■ Brano proposto ■
A maggior ragione il modello degli stati nazionali è evidentemente sempre più obsoleto, viste le interconnessioni sempre più robuste tra le varie città-stato in potenza come appunto Londra. Il modello di governance attuale è assolutamente inadatto a gestire l'economia e la società moderna, e finché non si risolverà questo punto (cosa che non vedo succedere a breve, e non parlo solo di Italia e UK) i conflitti saranno sempre più grandi.
Se il tuo mercato è il piccolo (o meno piccolo) stato nazionale, certi investimenti semplicemente non hanno il ROI per essere effettuati, a parte probabilmente USA e Cina. Progresso tecnologico ci sarebbe sicuramente ancora, ci mancherebbe altro, ma ordini di grandezza inferiori a quanto si vede oggi.
Son certo di questo, ma siccome è la volontà popolare è giusto che così finisca.
A parole è molto sempllice : se ne cavalcano gli aspetti positivi per guadagnarci invece che ululare al male assoluto e subirla.
Purtroppo (o per fortuna) i lavoratori dovranno diventare più mobili.
Certo... Van poste la basi perchè questo possa avvenire con i minori traumi possibili. Chiudere i corsi in lingua inglese nelle università, per esempio, è il modo migliore per ottenere il contrario.
E' verissimo che non potranno mai essere tutti laureati.

■ Dati forniti ■
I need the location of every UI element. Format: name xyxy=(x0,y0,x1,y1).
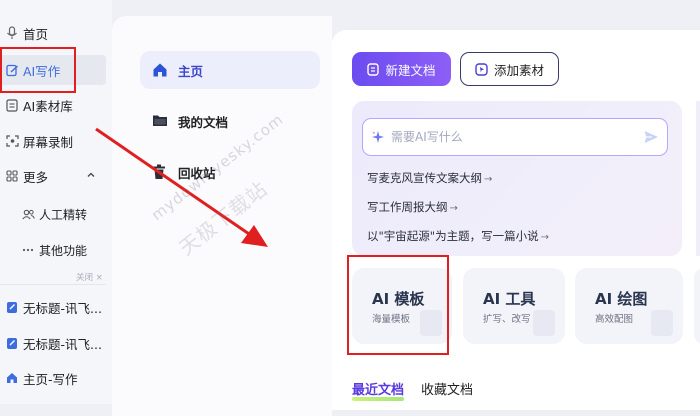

■ Cosa farai ■
1 - Secondo il brano proposto, quali stati fanno probabilmente eccezione tra quelli il cui mercato non giustifica certi investimenti?
2 - Ricopia dal brano proposto il passo da "Son certo di" a "diventare più mobili.".

■ Soluzioni ■
1 - USA e Cina.

2 -
Son certo di questo, ma siccome è la volontà popolare è giusto che così finisca.
A parole è molto sempllice : se ne cavalcano gli aspetti positivi per guadagnarci invece che ululare al male assoluto e subirla.
Purtroppo (o per fortuna) i lavoratori dovranno diventare più mobili.